* DIRECTIONS
Quote all of the data exactly as given. Skip every picture it contains.

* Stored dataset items

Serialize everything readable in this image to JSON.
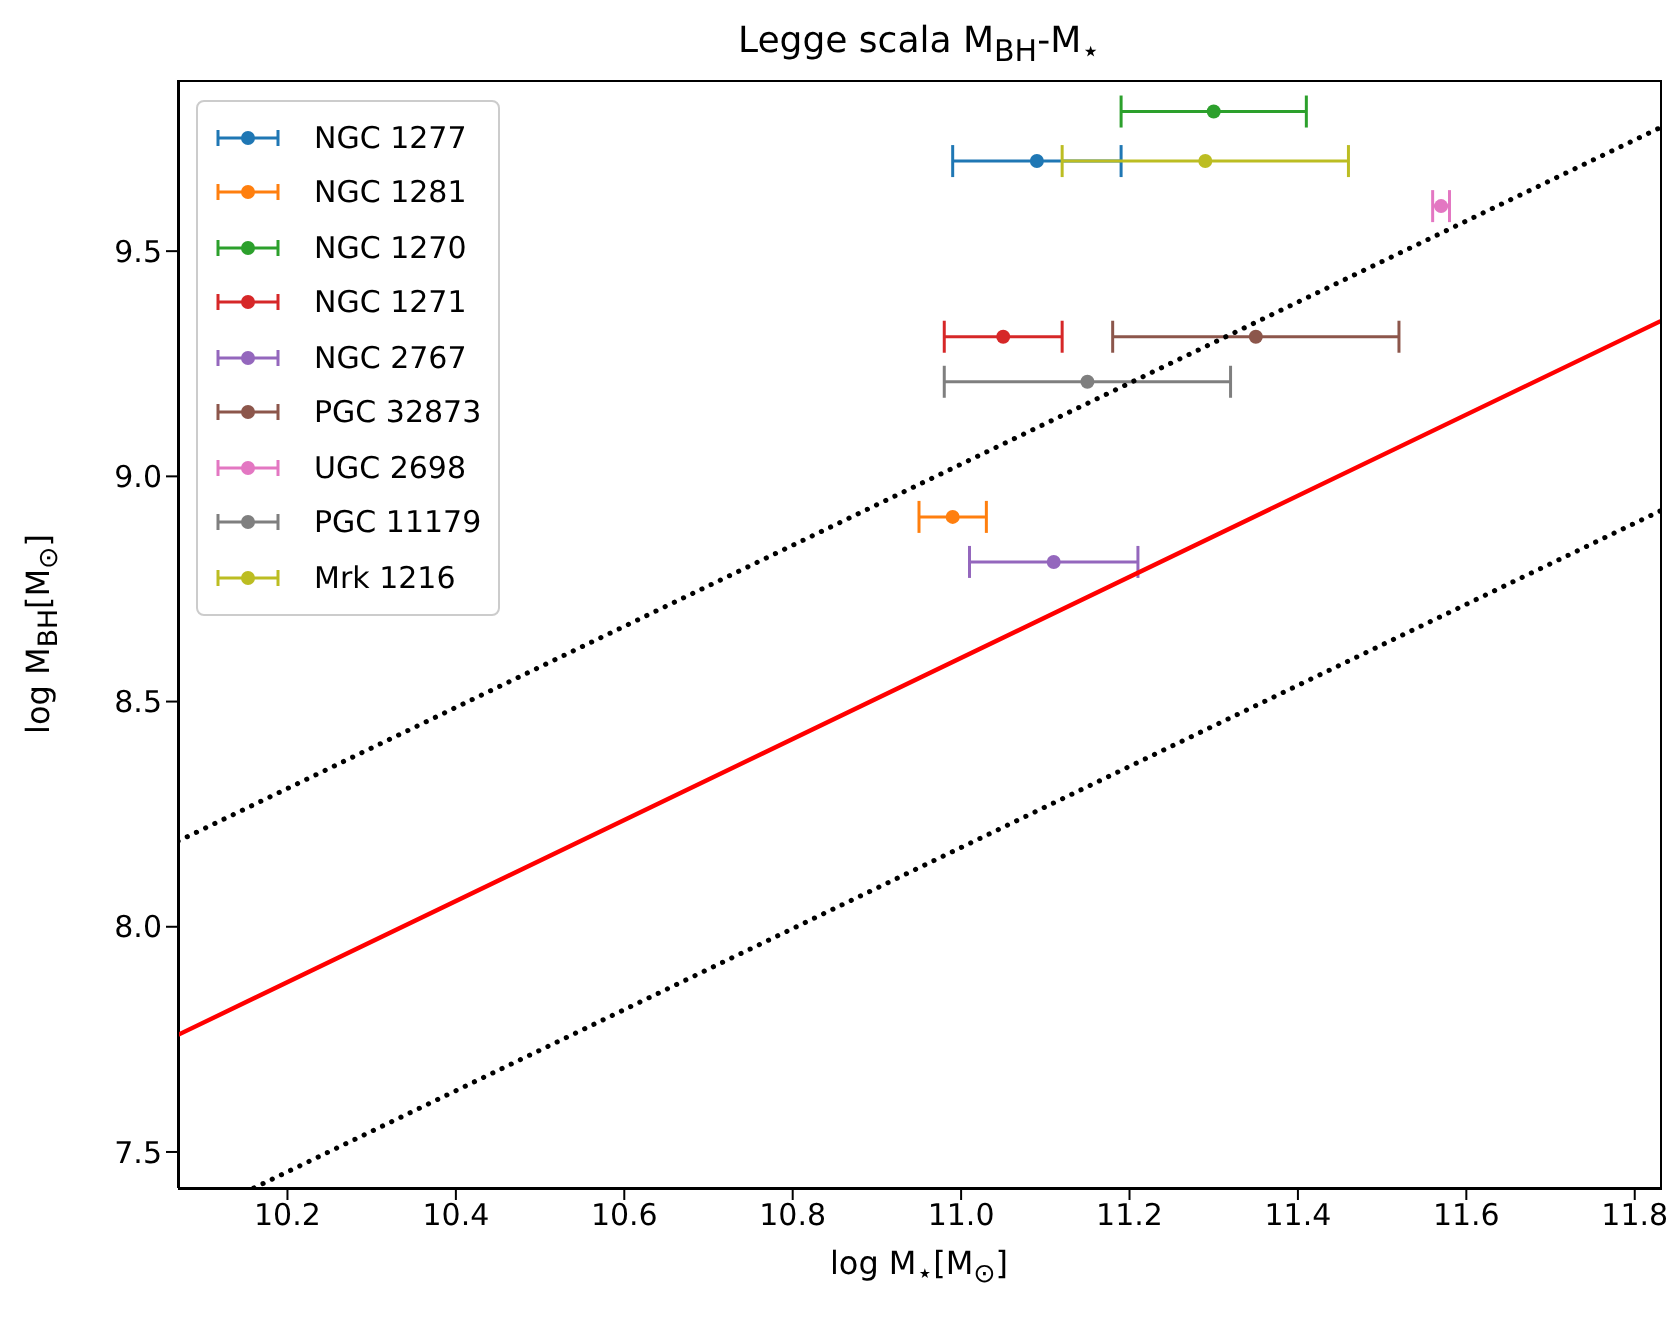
{
  "chart_data": {
    "type": "scatter",
    "title": "Legge scala M$_{BH}$-M$_{⋆}$",
    "xlabel": "log M$_{⋆}$[M$_{⊙}$]",
    "ylabel": "log M$_{BH}$[M$_{⊙}$]",
    "xlim": [
      10.07,
      11.83
    ],
    "ylim": [
      7.42,
      9.88
    ],
    "xticks": [
      {
        "value": 10.2,
        "label": "10.2"
      },
      {
        "value": 10.4,
        "label": "10.4"
      },
      {
        "value": 10.6,
        "label": "10.6"
      },
      {
        "value": 10.8,
        "label": "10.8"
      },
      {
        "value": 11,
        "label": "11.0"
      },
      {
        "value": 11.2,
        "label": "11.2"
      },
      {
        "value": 11.4,
        "label": "11.4"
      },
      {
        "value": 11.6,
        "label": "11.6"
      },
      {
        "value": 11.8,
        "label": "11.8"
      }
    ],
    "yticks": [
      7.5,
      {
        "value": 8,
        "label": "8.0"
      },
      8.5,
      {
        "value": 9,
        "label": "9.0"
      },
      9.5
    ],
    "grid": false,
    "legend": "top left",
    "marker": "circle",
    "series": [
      {
        "name": "NGC 1277",
        "color": "#1f77b4",
        "x": [
          11.09
        ],
        "values": [
          9.7
        ],
        "xerrors": [
          0.1
        ]
      },
      {
        "name": "NGC 1281",
        "color": "#ff7f0e",
        "x": [
          10.99
        ],
        "values": [
          8.91
        ],
        "xerrors": [
          0.04
        ]
      },
      {
        "name": "NGC 1270",
        "color": "#2ca02c",
        "x": [
          11.3
        ],
        "values": [
          9.81
        ],
        "xerrors": [
          0.11
        ]
      },
      {
        "name": "NGC 1271",
        "color": "#d62728",
        "x": [
          11.05
        ],
        "values": [
          9.31
        ],
        "xerrors": [
          0.07
        ]
      },
      {
        "name": "NGC 2767",
        "color": "#9467bd",
        "x": [
          11.11
        ],
        "values": [
          8.81
        ],
        "xerrors": [
          0.1
        ]
      },
      {
        "name": "PGC 32873",
        "color": "#8c564b",
        "x": [
          11.35
        ],
        "values": [
          9.31
        ],
        "xerrors": [
          0.17
        ]
      },
      {
        "name": "UGC 2698",
        "color": "#e377c2",
        "x": [
          11.57
        ],
        "values": [
          9.6
        ],
        "xerrors": [
          0.01
        ]
      },
      {
        "name": "PGC 11179",
        "color": "#7f7f7f",
        "x": [
          11.15
        ],
        "values": [
          9.21
        ],
        "xerrors": [
          0.17
        ]
      },
      {
        "name": "Mrk 1216",
        "color": "#bcbd22",
        "x": [
          11.29
        ],
        "values": [
          9.7
        ],
        "xerrors": [
          0.17
        ]
      },
      {
        "type": "line",
        "color": "#ff0000",
        "x": [
          10.07,
          11.83
        ],
        "values": [
          7.76,
          9.344
        ],
        "line_style": "solid",
        "marker": "none"
      },
      {
        "type": "line",
        "color": "#000000",
        "x": [
          10.07,
          11.83
        ],
        "values": [
          8.19,
          9.774
        ],
        "line_style": "dotted",
        "marker": "none"
      },
      {
        "type": "line",
        "color": "#000000",
        "x": [
          10.16,
          11.83
        ],
        "values": [
          7.42,
          8.923
        ],
        "line_style": "dotted",
        "marker": "none"
      }
    ]
  }
}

* EXPECTED OUTPUT
Serialize everything readable in this image to JSON.
{
  "chart_data": {
    "type": "scatter",
    "title": "Legge scala M$_{BH}$-M$_{⋆}$",
    "xlabel": "log M$_{⋆}$[M$_{⊙}$]",
    "ylabel": "log M$_{BH}$[M$_{⊙}$]",
    "xlim": [
      10.07,
      11.83
    ],
    "ylim": [
      7.42,
      9.88
    ],
    "xticks": [
      {
        "value": 10.2,
        "label": "10.2"
      },
      {
        "value": 10.4,
        "label": "10.4"
      },
      {
        "value": 10.6,
        "label": "10.6"
      },
      {
        "value": 10.8,
        "label": "10.8"
      },
      {
        "value": 11,
        "label": "11.0"
      },
      {
        "value": 11.2,
        "label": "11.2"
      },
      {
        "value": 11.4,
        "label": "11.4"
      },
      {
        "value": 11.6,
        "label": "11.6"
      },
      {
        "value": 11.8,
        "label": "11.8"
      }
    ],
    "yticks": [
      7.5,
      {
        "value": 8,
        "label": "8.0"
      },
      8.5,
      {
        "value": 9,
        "label": "9.0"
      },
      9.5
    ],
    "grid": false,
    "legend": "top left",
    "marker": "circle",
    "series": [
      {
        "name": "NGC 1277",
        "color": "#1f77b4",
        "x": [
          11.09
        ],
        "values": [
          9.7
        ],
        "xerrors": [
          0.1
        ]
      },
      {
        "name": "NGC 1281",
        "color": "#ff7f0e",
        "x": [
          10.99
        ],
        "values": [
          8.91
        ],
        "xerrors": [
          0.04
        ]
      },
      {
        "name": "NGC 1270",
        "color": "#2ca02c",
        "x": [
          11.3
        ],
        "values": [
          9.81
        ],
        "xerrors": [
          0.11
        ]
      },
      {
        "name": "NGC 1271",
        "color": "#d62728",
        "x": [
          11.05
        ],
        "values": [
          9.31
        ],
        "xerrors": [
          0.07
        ]
      },
      {
        "name": "NGC 2767",
        "color": "#9467bd",
        "x": [
          11.11
        ],
        "values": [
          8.81
        ],
        "xerrors": [
          0.1
        ]
      },
      {
        "name": "PGC 32873",
        "color": "#8c564b",
        "x": [
          11.35
        ],
        "values": [
          9.31
        ],
        "xerrors": [
          0.17
        ]
      },
      {
        "name": "UGC 2698",
        "color": "#e377c2",
        "x": [
          11.57
        ],
        "values": [
          9.6
        ],
        "xerrors": [
          0.01
        ]
      },
      {
        "name": "PGC 11179",
        "color": "#7f7f7f",
        "x": [
          11.15
        ],
        "values": [
          9.21
        ],
        "xerrors": [
          0.17
        ]
      },
      {
        "name": "Mrk 1216",
        "color": "#bcbd22",
        "x": [
          11.29
        ],
        "values": [
          9.7
        ],
        "xerrors": [
          0.17
        ]
      },
      {
        "type": "line",
        "color": "#ff0000",
        "x": [
          10.07,
          11.83
        ],
        "values": [
          7.76,
          9.344
        ],
        "line_style": "solid",
        "marker": "none"
      },
      {
        "type": "line",
        "color": "#000000",
        "x": [
          10.07,
          11.83
        ],
        "values": [
          8.19,
          9.774
        ],
        "line_style": "dotted",
        "marker": "none"
      },
      {
        "type": "line",
        "color": "#000000",
        "x": [
          10.16,
          11.83
        ],
        "values": [
          7.42,
          8.923
        ],
        "line_style": "dotted",
        "marker": "none"
      }
    ]
  }
}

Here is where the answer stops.